Records from a dataset
________________________

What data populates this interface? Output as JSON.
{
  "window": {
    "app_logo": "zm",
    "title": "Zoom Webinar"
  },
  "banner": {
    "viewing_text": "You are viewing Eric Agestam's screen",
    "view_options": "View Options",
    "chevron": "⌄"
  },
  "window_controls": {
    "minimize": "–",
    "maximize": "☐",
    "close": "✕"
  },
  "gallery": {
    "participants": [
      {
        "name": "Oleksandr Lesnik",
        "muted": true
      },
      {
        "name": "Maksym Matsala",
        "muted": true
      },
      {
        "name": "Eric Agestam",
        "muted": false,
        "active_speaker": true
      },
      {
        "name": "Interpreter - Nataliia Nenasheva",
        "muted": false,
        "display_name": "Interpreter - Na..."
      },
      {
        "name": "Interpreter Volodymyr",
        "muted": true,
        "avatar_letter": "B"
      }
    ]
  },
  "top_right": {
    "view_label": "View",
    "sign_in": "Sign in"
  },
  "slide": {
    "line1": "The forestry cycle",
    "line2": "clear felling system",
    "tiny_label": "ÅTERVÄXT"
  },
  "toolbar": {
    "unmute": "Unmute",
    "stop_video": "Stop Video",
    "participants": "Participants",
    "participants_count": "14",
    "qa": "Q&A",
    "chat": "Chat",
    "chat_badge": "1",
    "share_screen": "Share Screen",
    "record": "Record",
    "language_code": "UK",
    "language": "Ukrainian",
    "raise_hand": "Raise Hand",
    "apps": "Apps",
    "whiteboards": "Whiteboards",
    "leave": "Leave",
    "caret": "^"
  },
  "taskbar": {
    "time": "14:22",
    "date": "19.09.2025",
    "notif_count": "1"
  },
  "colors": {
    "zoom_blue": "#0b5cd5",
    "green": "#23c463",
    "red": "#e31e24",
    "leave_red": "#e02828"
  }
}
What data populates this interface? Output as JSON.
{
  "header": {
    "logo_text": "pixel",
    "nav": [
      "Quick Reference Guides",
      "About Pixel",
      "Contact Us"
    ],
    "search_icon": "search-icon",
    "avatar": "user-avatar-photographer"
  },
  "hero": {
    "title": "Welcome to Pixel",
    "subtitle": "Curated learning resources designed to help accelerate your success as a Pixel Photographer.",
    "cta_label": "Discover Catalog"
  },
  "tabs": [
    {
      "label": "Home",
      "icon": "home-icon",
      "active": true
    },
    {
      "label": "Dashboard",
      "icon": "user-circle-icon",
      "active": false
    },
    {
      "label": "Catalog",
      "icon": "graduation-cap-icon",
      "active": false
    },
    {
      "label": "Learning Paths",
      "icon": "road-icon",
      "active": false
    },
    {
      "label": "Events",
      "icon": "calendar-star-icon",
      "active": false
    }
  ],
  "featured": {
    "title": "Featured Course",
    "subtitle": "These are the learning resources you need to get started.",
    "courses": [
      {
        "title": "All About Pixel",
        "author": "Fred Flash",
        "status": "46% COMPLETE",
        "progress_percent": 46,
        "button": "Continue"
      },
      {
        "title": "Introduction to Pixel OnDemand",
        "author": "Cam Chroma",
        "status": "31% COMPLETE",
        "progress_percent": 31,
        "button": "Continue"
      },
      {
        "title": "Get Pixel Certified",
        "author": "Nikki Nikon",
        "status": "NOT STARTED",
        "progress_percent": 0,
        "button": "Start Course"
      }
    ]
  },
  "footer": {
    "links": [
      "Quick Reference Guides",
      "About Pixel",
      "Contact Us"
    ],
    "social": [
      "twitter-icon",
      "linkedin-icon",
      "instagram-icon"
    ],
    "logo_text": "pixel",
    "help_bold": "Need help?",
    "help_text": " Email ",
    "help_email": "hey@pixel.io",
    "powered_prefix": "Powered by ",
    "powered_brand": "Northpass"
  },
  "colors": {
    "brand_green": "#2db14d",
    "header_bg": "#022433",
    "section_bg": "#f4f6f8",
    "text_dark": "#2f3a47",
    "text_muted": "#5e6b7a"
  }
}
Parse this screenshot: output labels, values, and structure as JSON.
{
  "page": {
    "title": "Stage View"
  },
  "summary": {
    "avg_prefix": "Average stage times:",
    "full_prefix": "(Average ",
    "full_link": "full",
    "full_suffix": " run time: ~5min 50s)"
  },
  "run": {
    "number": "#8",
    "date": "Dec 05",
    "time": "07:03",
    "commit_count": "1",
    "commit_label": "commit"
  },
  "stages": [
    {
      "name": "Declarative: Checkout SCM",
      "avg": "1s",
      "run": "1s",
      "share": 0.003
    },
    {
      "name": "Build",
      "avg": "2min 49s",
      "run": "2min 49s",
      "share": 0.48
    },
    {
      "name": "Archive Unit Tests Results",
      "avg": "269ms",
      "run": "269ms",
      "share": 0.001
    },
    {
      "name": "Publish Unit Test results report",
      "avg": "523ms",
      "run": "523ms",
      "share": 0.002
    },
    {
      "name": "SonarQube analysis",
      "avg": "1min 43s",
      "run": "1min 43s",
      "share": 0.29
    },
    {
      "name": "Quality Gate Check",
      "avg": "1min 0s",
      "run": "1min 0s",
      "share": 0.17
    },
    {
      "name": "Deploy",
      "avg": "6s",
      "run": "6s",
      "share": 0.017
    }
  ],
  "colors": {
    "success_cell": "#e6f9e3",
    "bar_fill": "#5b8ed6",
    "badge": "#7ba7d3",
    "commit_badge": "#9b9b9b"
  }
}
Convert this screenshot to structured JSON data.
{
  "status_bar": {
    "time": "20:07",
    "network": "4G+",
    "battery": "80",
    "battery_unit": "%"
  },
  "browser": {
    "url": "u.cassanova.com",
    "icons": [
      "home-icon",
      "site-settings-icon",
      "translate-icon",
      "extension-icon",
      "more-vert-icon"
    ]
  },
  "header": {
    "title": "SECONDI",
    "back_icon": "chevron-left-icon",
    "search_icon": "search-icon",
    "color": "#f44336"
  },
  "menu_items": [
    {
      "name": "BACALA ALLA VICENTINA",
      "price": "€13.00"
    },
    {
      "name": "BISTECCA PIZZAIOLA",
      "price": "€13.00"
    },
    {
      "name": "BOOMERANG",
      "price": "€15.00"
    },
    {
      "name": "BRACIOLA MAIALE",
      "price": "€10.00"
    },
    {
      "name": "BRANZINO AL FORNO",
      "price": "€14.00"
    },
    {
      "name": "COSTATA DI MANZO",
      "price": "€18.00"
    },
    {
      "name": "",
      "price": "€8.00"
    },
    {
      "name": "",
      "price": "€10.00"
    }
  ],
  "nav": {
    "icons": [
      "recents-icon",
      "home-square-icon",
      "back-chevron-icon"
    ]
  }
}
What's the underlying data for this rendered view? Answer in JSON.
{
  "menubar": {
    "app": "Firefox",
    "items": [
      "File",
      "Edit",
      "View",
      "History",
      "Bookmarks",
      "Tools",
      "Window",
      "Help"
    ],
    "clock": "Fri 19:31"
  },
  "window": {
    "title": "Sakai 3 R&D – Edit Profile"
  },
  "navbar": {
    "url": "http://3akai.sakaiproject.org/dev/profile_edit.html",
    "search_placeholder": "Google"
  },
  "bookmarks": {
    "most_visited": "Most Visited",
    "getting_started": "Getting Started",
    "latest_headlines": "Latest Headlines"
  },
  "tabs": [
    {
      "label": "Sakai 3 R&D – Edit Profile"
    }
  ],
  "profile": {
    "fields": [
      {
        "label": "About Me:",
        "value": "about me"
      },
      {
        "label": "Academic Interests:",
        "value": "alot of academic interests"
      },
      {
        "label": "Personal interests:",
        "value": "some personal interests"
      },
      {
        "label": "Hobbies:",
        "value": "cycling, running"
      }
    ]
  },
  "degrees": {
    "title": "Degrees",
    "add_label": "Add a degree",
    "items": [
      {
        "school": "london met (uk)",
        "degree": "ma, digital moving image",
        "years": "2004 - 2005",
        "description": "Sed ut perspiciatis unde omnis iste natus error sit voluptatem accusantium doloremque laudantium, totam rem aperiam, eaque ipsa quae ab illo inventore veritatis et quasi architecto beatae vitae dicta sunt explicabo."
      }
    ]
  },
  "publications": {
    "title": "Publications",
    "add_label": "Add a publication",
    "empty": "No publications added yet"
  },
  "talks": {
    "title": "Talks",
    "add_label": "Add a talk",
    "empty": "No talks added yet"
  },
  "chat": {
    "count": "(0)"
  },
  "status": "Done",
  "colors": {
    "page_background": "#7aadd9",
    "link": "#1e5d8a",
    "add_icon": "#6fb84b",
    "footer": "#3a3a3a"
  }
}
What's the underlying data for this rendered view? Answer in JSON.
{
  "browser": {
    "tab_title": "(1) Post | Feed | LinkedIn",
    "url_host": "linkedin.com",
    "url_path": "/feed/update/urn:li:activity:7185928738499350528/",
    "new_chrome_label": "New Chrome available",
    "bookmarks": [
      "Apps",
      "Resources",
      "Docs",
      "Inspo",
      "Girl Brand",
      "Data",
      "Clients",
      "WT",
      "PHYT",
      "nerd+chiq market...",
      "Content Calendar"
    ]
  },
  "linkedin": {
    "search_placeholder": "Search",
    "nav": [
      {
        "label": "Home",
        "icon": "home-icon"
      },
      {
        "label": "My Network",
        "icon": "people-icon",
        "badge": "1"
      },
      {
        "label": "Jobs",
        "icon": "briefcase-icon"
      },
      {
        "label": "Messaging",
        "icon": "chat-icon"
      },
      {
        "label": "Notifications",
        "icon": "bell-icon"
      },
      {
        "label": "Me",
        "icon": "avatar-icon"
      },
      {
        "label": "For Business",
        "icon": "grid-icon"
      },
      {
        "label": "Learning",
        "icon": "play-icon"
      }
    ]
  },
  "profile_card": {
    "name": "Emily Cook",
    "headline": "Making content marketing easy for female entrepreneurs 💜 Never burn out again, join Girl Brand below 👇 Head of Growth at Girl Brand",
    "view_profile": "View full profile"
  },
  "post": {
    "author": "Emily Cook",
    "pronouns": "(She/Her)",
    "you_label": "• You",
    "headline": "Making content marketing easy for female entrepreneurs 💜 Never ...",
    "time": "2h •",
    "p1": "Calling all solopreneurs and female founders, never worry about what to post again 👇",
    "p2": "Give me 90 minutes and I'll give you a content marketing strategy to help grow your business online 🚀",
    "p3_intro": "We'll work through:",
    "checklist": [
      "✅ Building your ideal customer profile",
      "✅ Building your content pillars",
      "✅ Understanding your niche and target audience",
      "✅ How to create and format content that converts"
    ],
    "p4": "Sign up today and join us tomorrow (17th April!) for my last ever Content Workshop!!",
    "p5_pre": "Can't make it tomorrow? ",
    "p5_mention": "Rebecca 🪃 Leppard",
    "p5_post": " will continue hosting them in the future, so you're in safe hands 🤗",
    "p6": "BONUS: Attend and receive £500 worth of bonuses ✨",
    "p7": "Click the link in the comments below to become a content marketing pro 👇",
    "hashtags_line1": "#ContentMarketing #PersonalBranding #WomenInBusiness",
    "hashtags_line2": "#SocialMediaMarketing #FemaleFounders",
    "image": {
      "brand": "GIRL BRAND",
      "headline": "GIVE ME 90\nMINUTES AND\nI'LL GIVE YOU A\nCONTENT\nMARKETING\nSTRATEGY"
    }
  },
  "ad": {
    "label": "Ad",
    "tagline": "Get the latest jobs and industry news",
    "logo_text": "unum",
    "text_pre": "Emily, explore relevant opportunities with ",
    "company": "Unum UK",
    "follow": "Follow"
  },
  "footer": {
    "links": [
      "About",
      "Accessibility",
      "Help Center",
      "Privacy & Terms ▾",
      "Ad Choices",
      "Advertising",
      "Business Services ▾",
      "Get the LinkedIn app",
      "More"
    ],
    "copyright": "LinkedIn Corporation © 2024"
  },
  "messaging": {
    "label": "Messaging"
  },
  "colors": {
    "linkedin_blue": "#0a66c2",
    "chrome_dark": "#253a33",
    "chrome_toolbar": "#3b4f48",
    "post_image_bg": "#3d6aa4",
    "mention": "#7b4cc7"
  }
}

________________________

• Exercise objective: Find every line with "Average" in the listing and state how many there are, nothing else.

• Problem solution: 2